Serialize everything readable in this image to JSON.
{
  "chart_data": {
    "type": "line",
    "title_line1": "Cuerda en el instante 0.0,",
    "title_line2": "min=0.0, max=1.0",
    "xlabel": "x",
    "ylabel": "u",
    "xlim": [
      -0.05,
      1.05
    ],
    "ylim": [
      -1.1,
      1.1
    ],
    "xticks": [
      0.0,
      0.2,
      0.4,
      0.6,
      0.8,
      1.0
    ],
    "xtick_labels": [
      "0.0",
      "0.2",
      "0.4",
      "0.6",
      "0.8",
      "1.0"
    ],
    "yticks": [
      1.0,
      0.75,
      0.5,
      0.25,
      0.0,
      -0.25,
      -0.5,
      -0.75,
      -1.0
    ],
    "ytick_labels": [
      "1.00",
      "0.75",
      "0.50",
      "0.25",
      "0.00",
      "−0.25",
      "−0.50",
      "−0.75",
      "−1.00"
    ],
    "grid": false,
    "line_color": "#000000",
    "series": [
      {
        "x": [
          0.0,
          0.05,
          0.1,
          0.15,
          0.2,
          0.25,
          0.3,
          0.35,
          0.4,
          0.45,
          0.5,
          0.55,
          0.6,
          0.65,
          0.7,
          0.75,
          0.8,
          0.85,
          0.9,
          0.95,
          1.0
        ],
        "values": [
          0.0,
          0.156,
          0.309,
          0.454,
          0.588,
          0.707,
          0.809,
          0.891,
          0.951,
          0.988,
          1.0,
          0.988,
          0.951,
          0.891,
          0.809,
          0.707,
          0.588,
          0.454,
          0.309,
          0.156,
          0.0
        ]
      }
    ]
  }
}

------------------------------------------------

**GIVEN EXERCISE**
Return all of the data precisely as it appears.

**SOLUTION TO THIS EXERCISE**
Serialize everything readable in this image to JSON.
{
  "chart_data": {
    "type": "line",
    "title_line1": "Cuerda en el instante 0.0,",
    "title_line2": "min=0.0, max=1.0",
    "xlabel": "x",
    "ylabel": "u",
    "xlim": [
      -0.05,
      1.05
    ],
    "ylim": [
      -1.1,
      1.1
    ],
    "xticks": [
      0.0,
      0.2,
      0.4,
      0.6,
      0.8,
      1.0
    ],
    "xtick_labels": [
      "0.0",
      "0.2",
      "0.4",
      "0.6",
      "0.8",
      "1.0"
    ],
    "yticks": [
      1.0,
      0.75,
      0.5,
      0.25,
      0.0,
      -0.25,
      -0.5,
      -0.75,
      -1.0
    ],
    "ytick_labels": [
      "1.00",
      "0.75",
      "0.50",
      "0.25",
      "0.00",
      "−0.25",
      "−0.50",
      "−0.75",
      "−1.00"
    ],
    "grid": false,
    "line_color": "#000000",
    "series": [
      {
        "x": [
          0.0,
          0.05,
          0.1,
          0.15,
          0.2,
          0.25,
          0.3,
          0.35,
          0.4,
          0.45,
          0.5,
          0.55,
          0.6,
          0.65,
          0.7,
          0.75,
          0.8,
          0.85,
          0.9,
          0.95,
          1.0
        ],
        "values": [
          0.0,
          0.156,
          0.309,
          0.454,
          0.588,
          0.707,
          0.809,
          0.891,
          0.951,
          0.988,
          1.0,
          0.988,
          0.951,
          0.891,
          0.809,
          0.707,
          0.588,
          0.454,
          0.309,
          0.156,
          0.0
        ]
      }
    ]
  }
}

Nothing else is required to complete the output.